Transcribe each line exactly.

Items listed in a dataset
--------
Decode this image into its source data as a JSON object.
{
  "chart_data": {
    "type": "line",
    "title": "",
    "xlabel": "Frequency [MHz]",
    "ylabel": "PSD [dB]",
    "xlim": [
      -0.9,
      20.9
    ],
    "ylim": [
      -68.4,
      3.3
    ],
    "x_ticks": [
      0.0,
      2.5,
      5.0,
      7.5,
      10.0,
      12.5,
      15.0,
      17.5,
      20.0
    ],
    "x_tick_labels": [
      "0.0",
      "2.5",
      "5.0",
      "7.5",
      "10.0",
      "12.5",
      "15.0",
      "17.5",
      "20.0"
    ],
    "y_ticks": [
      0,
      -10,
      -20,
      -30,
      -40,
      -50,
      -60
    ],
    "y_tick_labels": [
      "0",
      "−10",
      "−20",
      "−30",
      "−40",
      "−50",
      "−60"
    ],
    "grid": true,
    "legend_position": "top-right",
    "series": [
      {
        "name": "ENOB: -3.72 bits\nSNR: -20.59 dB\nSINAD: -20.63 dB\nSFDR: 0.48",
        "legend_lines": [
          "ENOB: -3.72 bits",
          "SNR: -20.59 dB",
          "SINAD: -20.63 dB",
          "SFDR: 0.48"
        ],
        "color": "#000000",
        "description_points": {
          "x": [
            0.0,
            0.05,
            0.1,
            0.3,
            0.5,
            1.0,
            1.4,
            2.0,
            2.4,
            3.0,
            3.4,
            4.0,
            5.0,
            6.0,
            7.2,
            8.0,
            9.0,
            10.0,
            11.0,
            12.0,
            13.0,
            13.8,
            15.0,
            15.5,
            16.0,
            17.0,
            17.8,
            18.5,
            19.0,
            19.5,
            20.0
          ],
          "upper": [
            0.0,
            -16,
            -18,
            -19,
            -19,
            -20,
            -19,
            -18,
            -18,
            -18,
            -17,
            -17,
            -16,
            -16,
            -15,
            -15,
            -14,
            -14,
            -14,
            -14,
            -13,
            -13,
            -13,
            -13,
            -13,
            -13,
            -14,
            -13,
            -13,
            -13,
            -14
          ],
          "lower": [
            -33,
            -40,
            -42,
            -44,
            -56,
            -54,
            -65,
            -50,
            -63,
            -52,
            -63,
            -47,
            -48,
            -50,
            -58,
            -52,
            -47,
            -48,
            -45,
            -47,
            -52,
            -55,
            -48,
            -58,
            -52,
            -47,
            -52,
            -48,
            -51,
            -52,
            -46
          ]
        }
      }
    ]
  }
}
--------
§ **SOLUTION TO THE PROBLEM**:
Decode this image into its source data as a JSON object.
{
  "chart_data": {
    "type": "line",
    "title": "",
    "xlabel": "Frequency [MHz]",
    "ylabel": "PSD [dB]",
    "xlim": [
      -0.9,
      20.9
    ],
    "ylim": [
      -68.4,
      3.3
    ],
    "x_ticks": [
      0.0,
      2.5,
      5.0,
      7.5,
      10.0,
      12.5,
      15.0,
      17.5,
      20.0
    ],
    "x_tick_labels": [
      "0.0",
      "2.5",
      "5.0",
      "7.5",
      "10.0",
      "12.5",
      "15.0",
      "17.5",
      "20.0"
    ],
    "y_ticks": [
      0,
      -10,
      -20,
      -30,
      -40,
      -50,
      -60
    ],
    "y_tick_labels": [
      "0",
      "−10",
      "−20",
      "−30",
      "−40",
      "−50",
      "−60"
    ],
    "grid": true,
    "legend_position": "top-right",
    "series": [
      {
        "name": "ENOB: -3.72 bits\nSNR: -20.59 dB\nSINAD: -20.63 dB\nSFDR: 0.48",
        "legend_lines": [
          "ENOB: -3.72 bits",
          "SNR: -20.59 dB",
          "SINAD: -20.63 dB",
          "SFDR: 0.48"
        ],
        "color": "#000000",
        "description_points": {
          "x": [
            0.0,
            0.05,
            0.1,
            0.3,
            0.5,
            1.0,
            1.4,
            2.0,
            2.4,
            3.0,
            3.4,
            4.0,
            5.0,
            6.0,
            7.2,
            8.0,
            9.0,
            10.0,
            11.0,
            12.0,
            13.0,
            13.8,
            15.0,
            15.5,
            16.0,
            17.0,
            17.8,
            18.5,
            19.0,
            19.5,
            20.0
          ],
          "upper": [
            0.0,
            -16,
            -18,
            -19,
            -19,
            -20,
            -19,
            -18,
            -18,
            -18,
            -17,
            -17,
            -16,
            -16,
            -15,
            -15,
            -14,
            -14,
            -14,
            -14,
            -13,
            -13,
            -13,
            -13,
            -13,
            -13,
            -14,
            -13,
            -13,
            -13,
            -14
          ],
          "lower": [
            -33,
            -40,
            -42,
            -44,
            -56,
            -54,
            -65,
            -50,
            -63,
            -52,
            -63,
            -47,
            -48,
            -50,
            -58,
            -52,
            -47,
            -48,
            -45,
            -47,
            -52,
            -55,
            -48,
            -58,
            -52,
            -47,
            -52,
            -48,
            -51,
            -52,
            -46
          ]
        }
      }
    ]
  }
}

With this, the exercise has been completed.